— START THE DATA —

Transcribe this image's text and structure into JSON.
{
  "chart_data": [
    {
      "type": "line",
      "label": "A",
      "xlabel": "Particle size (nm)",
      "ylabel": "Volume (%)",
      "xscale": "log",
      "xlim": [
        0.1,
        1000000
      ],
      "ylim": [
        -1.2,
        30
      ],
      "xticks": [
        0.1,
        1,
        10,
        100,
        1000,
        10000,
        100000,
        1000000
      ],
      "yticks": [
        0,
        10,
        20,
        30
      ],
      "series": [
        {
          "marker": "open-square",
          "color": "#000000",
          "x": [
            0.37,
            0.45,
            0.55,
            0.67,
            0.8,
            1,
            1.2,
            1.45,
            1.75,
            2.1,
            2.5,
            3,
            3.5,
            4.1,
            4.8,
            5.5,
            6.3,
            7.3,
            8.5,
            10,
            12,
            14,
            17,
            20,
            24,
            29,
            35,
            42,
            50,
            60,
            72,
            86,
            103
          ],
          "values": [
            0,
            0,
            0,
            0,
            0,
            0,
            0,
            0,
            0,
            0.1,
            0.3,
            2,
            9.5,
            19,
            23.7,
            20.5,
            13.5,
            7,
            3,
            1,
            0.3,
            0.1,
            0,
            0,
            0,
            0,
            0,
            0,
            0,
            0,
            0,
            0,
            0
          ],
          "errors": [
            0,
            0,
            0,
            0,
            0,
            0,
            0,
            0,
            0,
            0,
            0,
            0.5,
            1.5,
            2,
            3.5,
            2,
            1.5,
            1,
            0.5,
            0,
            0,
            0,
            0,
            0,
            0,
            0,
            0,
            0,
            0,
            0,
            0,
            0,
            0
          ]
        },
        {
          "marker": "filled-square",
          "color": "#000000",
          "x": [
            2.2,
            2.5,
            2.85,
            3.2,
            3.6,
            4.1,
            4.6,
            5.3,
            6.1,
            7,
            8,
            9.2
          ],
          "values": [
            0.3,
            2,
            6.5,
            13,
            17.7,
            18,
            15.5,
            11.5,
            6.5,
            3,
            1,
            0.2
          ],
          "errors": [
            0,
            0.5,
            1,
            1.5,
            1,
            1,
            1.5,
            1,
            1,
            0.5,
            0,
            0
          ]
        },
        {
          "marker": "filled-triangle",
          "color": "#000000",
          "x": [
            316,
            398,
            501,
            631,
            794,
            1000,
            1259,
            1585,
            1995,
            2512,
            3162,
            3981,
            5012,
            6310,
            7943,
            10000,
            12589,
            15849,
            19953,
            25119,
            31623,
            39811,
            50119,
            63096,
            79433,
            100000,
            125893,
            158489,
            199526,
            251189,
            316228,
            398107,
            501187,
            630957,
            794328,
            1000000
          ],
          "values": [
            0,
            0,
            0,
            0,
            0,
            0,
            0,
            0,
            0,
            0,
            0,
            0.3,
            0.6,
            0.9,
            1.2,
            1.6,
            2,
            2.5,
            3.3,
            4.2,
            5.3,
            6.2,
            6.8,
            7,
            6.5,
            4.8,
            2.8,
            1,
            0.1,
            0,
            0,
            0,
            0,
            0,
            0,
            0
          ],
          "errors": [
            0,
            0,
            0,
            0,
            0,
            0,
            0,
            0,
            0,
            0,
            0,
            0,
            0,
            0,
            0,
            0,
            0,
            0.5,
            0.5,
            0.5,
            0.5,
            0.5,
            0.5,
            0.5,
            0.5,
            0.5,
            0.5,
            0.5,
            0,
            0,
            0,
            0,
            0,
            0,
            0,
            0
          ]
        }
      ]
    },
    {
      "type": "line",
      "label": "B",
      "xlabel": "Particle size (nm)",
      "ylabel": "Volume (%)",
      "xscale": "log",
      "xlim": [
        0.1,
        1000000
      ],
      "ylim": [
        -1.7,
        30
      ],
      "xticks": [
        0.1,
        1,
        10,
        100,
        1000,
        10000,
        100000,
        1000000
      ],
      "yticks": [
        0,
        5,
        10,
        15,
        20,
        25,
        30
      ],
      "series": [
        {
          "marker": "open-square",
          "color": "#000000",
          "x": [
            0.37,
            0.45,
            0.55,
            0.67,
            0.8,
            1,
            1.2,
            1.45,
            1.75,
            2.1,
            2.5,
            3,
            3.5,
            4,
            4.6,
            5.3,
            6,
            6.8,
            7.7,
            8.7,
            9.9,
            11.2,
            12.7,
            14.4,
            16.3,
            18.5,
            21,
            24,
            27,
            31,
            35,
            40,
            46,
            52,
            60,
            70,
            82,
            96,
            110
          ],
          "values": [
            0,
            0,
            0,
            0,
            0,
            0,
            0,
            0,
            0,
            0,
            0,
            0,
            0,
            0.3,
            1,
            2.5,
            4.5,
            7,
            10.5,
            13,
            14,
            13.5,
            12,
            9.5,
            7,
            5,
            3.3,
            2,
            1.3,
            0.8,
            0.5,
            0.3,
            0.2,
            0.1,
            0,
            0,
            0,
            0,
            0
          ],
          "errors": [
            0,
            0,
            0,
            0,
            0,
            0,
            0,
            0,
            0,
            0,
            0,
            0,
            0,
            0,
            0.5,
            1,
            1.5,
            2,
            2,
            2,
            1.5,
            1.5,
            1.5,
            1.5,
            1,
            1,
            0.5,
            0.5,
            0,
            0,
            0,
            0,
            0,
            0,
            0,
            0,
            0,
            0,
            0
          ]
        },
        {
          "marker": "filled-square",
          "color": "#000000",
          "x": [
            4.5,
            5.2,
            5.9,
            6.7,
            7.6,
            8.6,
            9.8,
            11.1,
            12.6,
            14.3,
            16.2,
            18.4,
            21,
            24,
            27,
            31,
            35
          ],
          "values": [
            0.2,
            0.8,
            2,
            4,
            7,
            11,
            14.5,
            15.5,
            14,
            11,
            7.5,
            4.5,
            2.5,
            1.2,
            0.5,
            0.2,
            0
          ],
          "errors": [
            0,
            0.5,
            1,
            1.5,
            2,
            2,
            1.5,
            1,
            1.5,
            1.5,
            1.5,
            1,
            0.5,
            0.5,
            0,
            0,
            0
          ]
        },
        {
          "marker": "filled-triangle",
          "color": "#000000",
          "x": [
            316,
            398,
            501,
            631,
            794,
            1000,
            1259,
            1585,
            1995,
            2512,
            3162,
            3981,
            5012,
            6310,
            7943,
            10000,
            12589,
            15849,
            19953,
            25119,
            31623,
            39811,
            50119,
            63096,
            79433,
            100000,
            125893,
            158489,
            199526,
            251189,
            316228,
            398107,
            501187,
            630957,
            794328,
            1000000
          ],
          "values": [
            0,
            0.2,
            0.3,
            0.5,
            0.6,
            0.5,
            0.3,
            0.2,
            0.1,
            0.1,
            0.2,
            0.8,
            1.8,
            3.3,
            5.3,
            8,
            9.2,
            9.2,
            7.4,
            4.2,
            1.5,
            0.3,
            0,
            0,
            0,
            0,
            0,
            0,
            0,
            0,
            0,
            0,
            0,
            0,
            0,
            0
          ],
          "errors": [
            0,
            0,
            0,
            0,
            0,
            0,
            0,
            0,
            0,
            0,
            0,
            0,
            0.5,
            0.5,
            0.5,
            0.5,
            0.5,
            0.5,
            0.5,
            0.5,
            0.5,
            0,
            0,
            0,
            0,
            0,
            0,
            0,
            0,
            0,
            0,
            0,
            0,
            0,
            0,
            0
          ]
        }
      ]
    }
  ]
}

— END THE DATA —

• [WHAT YOU WILL DO]: Write out every line of the material again, exactly as it reads.

• [FULL OUTPUT]:
Transcribe this image's text and structure into JSON.
{
  "chart_data": [
    {
      "type": "line",
      "label": "A",
      "xlabel": "Particle size (nm)",
      "ylabel": "Volume (%)",
      "xscale": "log",
      "xlim": [
        0.1,
        1000000
      ],
      "ylim": [
        -1.2,
        30
      ],
      "xticks": [
        0.1,
        1,
        10,
        100,
        1000,
        10000,
        100000,
        1000000
      ],
      "yticks": [
        0,
        10,
        20,
        30
      ],
      "series": [
        {
          "marker": "open-square",
          "color": "#000000",
          "x": [
            0.37,
            0.45,
            0.55,
            0.67,
            0.8,
            1,
            1.2,
            1.45,
            1.75,
            2.1,
            2.5,
            3,
            3.5,
            4.1,
            4.8,
            5.5,
            6.3,
            7.3,
            8.5,
            10,
            12,
            14,
            17,
            20,
            24,
            29,
            35,
            42,
            50,
            60,
            72,
            86,
            103
          ],
          "values": [
            0,
            0,
            0,
            0,
            0,
            0,
            0,
            0,
            0,
            0.1,
            0.3,
            2,
            9.5,
            19,
            23.7,
            20.5,
            13.5,
            7,
            3,
            1,
            0.3,
            0.1,
            0,
            0,
            0,
            0,
            0,
            0,
            0,
            0,
            0,
            0,
            0
          ],
          "errors": [
            0,
            0,
            0,
            0,
            0,
            0,
            0,
            0,
            0,
            0,
            0,
            0.5,
            1.5,
            2,
            3.5,
            2,
            1.5,
            1,
            0.5,
            0,
            0,
            0,
            0,
            0,
            0,
            0,
            0,
            0,
            0,
            0,
            0,
            0,
            0
          ]
        },
        {
          "marker": "filled-square",
          "color": "#000000",
          "x": [
            2.2,
            2.5,
            2.85,
            3.2,
            3.6,
            4.1,
            4.6,
            5.3,
            6.1,
            7,
            8,
            9.2
          ],
          "values": [
            0.3,
            2,
            6.5,
            13,
            17.7,
            18,
            15.5,
            11.5,
            6.5,
            3,
            1,
            0.2
          ],
          "errors": [
            0,
            0.5,
            1,
            1.5,
            1,
            1,
            1.5,
            1,
            1,
            0.5,
            0,
            0
          ]
        },
        {
          "marker": "filled-triangle",
          "color": "#000000",
          "x": [
            316,
            398,
            501,
            631,
            794,
            1000,
            1259,
            1585,
            1995,
            2512,
            3162,
            3981,
            5012,
            6310,
            7943,
            10000,
            12589,
            15849,
            19953,
            25119,
            31623,
            39811,
            50119,
            63096,
            79433,
            100000,
            125893,
            158489,
            199526,
            251189,
            316228,
            398107,
            501187,
            630957,
            794328,
            1000000
          ],
          "values": [
            0,
            0,
            0,
            0,
            0,
            0,
            0,
            0,
            0,
            0,
            0,
            0.3,
            0.6,
            0.9,
            1.2,
            1.6,
            2,
            2.5,
            3.3,
            4.2,
            5.3,
            6.2,
            6.8,
            7,
            6.5,
            4.8,
            2.8,
            1,
            0.1,
            0,
            0,
            0,
            0,
            0,
            0,
            0
          ],
          "errors": [
            0,
            0,
            0,
            0,
            0,
            0,
            0,
            0,
            0,
            0,
            0,
            0,
            0,
            0,
            0,
            0,
            0,
            0.5,
            0.5,
            0.5,
            0.5,
            0.5,
            0.5,
            0.5,
            0.5,
            0.5,
            0.5,
            0.5,
            0,
            0,
            0,
            0,
            0,
            0,
            0,
            0
          ]
        }
      ]
    },
    {
      "type": "line",
      "label": "B",
      "xlabel": "Particle size (nm)",
      "ylabel": "Volume (%)",
      "xscale": "log",
      "xlim": [
        0.1,
        1000000
      ],
      "ylim": [
        -1.7,
        30
      ],
      "xticks": [
        0.1,
        1,
        10,
        100,
        1000,
        10000,
        100000,
        1000000
      ],
      "yticks": [
        0,
        5,
        10,
        15,
        20,
        25,
        30
      ],
      "series": [
        {
          "marker": "open-square",
          "color": "#000000",
          "x": [
            0.37,
            0.45,
            0.55,
            0.67,
            0.8,
            1,
            1.2,
            1.45,
            1.75,
            2.1,
            2.5,
            3,
            3.5,
            4,
            4.6,
            5.3,
            6,
            6.8,
            7.7,
            8.7,
            9.9,
            11.2,
            12.7,
            14.4,
            16.3,
            18.5,
            21,
            24,
            27,
            31,
            35,
            40,
            46,
            52,
            60,
            70,
            82,
            96,
            110
          ],
          "values": [
            0,
            0,
            0,
            0,
            0,
            0,
            0,
            0,
            0,
            0,
            0,
            0,
            0,
            0.3,
            1,
            2.5,
            4.5,
            7,
            10.5,
            13,
            14,
            13.5,
            12,
            9.5,
            7,
            5,
            3.3,
            2,
            1.3,
            0.8,
            0.5,
            0.3,
            0.2,
            0.1,
            0,
            0,
            0,
            0,
            0
          ],
          "errors": [
            0,
            0,
            0,
            0,
            0,
            0,
            0,
            0,
            0,
            0,
            0,
            0,
            0,
            0,
            0.5,
            1,
            1.5,
            2,
            2,
            2,
            1.5,
            1.5,
            1.5,
            1.5,
            1,
            1,
            0.5,
            0.5,
            0,
            0,
            0,
            0,
            0,
            0,
            0,
            0,
            0,
            0,
            0
          ]
        },
        {
          "marker": "filled-square",
          "color": "#000000",
          "x": [
            4.5,
            5.2,
            5.9,
            6.7,
            7.6,
            8.6,
            9.8,
            11.1,
            12.6,
            14.3,
            16.2,
            18.4,
            21,
            24,
            27,
            31,
            35
          ],
          "values": [
            0.2,
            0.8,
            2,
            4,
            7,
            11,
            14.5,
            15.5,
            14,
            11,
            7.5,
            4.5,
            2.5,
            1.2,
            0.5,
            0.2,
            0
          ],
          "errors": [
            0,
            0.5,
            1,
            1.5,
            2,
            2,
            1.5,
            1,
            1.5,
            1.5,
            1.5,
            1,
            0.5,
            0.5,
            0,
            0,
            0
          ]
        },
        {
          "marker": "filled-triangle",
          "color": "#000000",
          "x": [
            316,
            398,
            501,
            631,
            794,
            1000,
            1259,
            1585,
            1995,
            2512,
            3162,
            3981,
            5012,
            6310,
            7943,
            10000,
            12589,
            15849,
            19953,
            25119,
            31623,
            39811,
            50119,
            63096,
            79433,
            100000,
            125893,
            158489,
            199526,
            251189,
            316228,
            398107,
            501187,
            630957,
            794328,
            1000000
          ],
          "values": [
            0,
            0.2,
            0.3,
            0.5,
            0.6,
            0.5,
            0.3,
            0.2,
            0.1,
            0.1,
            0.2,
            0.8,
            1.8,
            3.3,
            5.3,
            8,
            9.2,
            9.2,
            7.4,
            4.2,
            1.5,
            0.3,
            0,
            0,
            0,
            0,
            0,
            0,
            0,
            0,
            0,
            0,
            0,
            0,
            0,
            0
          ],
          "errors": [
            0,
            0,
            0,
            0,
            0,
            0,
            0,
            0,
            0,
            0,
            0,
            0,
            0.5,
            0.5,
            0.5,
            0.5,
            0.5,
            0.5,
            0.5,
            0.5,
            0.5,
            0,
            0,
            0,
            0,
            0,
            0,
            0,
            0,
            0,
            0,
            0,
            0,
            0,
            0,
            0
          ]
        }
      ]
    }
  ]
}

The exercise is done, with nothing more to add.